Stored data
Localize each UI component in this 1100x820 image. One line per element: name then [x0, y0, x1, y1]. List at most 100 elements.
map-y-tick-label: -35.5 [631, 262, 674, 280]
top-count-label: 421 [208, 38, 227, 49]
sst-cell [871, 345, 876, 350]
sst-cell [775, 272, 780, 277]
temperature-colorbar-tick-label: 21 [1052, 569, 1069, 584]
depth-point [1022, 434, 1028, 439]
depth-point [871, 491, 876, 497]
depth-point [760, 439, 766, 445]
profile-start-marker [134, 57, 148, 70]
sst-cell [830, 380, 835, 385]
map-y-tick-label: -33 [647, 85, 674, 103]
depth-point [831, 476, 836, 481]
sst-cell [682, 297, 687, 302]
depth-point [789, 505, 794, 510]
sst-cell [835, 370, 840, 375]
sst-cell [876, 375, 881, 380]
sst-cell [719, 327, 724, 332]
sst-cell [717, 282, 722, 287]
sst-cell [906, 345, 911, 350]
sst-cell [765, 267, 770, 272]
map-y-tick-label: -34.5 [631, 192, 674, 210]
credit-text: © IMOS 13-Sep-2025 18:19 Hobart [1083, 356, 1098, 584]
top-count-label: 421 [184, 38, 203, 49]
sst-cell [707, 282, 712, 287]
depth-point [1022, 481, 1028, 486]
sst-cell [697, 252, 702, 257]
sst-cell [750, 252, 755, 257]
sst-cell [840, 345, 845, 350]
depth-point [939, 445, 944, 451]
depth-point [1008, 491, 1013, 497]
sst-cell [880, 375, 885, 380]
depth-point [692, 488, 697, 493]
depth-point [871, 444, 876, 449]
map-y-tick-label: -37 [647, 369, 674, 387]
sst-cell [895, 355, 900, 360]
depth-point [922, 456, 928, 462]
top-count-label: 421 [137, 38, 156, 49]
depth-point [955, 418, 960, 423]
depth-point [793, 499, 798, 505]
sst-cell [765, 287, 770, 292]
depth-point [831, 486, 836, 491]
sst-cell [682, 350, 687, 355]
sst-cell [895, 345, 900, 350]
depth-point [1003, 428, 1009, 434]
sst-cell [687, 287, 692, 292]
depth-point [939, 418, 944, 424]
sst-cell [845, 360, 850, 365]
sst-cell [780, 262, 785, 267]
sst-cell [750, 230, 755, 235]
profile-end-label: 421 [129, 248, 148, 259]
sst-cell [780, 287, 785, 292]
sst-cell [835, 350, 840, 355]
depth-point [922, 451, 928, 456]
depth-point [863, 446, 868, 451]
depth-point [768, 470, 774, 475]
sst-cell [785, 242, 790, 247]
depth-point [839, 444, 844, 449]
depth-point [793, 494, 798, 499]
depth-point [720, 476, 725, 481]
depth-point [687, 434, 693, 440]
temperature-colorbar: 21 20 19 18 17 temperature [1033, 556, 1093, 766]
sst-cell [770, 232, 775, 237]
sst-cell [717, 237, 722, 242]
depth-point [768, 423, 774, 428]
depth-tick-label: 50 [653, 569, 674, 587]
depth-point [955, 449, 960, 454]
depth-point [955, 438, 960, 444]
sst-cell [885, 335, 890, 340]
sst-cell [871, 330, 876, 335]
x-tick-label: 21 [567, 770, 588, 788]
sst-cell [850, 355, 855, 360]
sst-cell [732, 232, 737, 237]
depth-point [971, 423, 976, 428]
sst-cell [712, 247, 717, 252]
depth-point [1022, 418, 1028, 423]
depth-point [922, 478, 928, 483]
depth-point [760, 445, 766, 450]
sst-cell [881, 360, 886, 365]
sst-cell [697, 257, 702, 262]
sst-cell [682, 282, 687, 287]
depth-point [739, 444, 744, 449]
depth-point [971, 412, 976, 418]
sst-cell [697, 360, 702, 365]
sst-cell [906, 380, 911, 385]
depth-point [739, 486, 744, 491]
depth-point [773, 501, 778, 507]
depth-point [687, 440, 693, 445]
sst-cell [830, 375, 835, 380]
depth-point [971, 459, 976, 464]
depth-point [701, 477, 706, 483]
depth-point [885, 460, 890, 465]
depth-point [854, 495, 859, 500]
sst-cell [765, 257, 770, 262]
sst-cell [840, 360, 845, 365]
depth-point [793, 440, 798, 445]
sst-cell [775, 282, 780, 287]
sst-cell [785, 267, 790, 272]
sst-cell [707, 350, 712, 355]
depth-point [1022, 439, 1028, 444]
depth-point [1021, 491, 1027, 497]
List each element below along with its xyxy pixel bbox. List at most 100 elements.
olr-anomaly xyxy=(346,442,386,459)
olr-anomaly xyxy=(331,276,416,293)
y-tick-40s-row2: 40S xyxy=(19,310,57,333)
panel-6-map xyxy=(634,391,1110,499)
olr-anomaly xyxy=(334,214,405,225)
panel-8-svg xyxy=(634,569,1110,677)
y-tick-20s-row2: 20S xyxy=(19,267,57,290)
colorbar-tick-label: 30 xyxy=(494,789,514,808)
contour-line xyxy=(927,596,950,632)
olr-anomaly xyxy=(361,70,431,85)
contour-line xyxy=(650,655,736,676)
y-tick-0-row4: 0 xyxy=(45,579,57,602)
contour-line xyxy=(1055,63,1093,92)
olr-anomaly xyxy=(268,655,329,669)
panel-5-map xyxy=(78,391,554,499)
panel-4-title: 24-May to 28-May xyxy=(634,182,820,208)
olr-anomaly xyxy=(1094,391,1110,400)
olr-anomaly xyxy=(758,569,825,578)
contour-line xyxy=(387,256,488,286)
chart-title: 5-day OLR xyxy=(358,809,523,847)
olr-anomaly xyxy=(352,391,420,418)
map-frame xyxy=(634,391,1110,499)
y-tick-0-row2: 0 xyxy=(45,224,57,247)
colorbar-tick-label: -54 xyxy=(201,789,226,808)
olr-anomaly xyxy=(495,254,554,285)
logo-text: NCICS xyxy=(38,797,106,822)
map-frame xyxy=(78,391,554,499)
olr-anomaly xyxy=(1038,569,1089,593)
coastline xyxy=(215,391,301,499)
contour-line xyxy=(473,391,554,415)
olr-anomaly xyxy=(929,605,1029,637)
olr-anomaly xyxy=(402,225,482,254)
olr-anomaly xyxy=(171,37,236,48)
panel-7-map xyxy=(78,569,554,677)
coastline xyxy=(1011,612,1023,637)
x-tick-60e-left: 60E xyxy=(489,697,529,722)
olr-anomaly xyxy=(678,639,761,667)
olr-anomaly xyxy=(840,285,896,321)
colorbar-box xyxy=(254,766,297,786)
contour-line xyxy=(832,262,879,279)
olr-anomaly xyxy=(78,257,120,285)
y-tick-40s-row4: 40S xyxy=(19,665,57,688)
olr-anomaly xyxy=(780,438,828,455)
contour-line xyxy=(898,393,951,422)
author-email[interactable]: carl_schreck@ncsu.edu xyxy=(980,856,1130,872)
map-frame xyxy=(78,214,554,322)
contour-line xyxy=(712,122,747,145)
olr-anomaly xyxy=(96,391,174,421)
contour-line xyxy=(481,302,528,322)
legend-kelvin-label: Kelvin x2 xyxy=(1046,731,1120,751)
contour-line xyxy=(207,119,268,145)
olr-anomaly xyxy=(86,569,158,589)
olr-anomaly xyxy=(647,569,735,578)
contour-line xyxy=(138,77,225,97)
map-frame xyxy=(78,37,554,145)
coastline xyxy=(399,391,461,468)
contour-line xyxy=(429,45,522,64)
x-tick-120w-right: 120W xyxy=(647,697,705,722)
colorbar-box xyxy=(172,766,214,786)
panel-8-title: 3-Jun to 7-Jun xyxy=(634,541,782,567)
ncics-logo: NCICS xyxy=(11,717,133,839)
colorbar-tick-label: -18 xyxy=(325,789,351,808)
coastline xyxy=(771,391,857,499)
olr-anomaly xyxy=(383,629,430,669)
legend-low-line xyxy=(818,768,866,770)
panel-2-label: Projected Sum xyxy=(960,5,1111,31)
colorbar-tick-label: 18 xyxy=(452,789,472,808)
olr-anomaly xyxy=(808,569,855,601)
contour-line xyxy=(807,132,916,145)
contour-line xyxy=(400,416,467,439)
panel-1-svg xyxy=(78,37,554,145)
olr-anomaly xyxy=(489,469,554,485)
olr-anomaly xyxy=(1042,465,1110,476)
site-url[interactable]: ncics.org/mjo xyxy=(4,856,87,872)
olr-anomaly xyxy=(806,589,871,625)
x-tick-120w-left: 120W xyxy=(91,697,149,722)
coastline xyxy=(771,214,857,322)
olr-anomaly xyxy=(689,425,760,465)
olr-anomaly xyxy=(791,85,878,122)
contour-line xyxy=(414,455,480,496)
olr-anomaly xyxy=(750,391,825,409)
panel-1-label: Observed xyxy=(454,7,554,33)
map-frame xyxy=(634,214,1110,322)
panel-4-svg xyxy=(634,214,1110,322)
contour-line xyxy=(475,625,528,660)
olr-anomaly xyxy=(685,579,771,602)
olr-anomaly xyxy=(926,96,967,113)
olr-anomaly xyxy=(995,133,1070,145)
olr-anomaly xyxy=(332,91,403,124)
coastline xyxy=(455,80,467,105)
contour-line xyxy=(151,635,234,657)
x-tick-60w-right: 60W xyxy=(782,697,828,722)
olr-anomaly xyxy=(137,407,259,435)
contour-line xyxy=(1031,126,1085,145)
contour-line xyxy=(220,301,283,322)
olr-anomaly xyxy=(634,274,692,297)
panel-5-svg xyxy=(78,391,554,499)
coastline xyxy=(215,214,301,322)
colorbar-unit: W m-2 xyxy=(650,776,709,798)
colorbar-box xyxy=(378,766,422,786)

What the exercise asks: Reproduce everything from the top of the entries down to the line containing "depth-point [760, 439, 766, 445]", swapping "sst-cell" for "sst-pixel" and leaving the rest unchanged.

Task answer:
Localize each UI component in this 1100x820 image. One line per element: name then [x0, y0, x1, y1]. List at most 100 elements.
map-y-tick-label: -35.5 [631, 262, 674, 280]
top-count-label: 421 [208, 38, 227, 49]
sst-pixel [871, 345, 876, 350]
sst-pixel [775, 272, 780, 277]
temperature-colorbar-tick-label: 21 [1052, 569, 1069, 584]
depth-point [1022, 434, 1028, 439]
depth-point [871, 491, 876, 497]
depth-point [760, 439, 766, 445]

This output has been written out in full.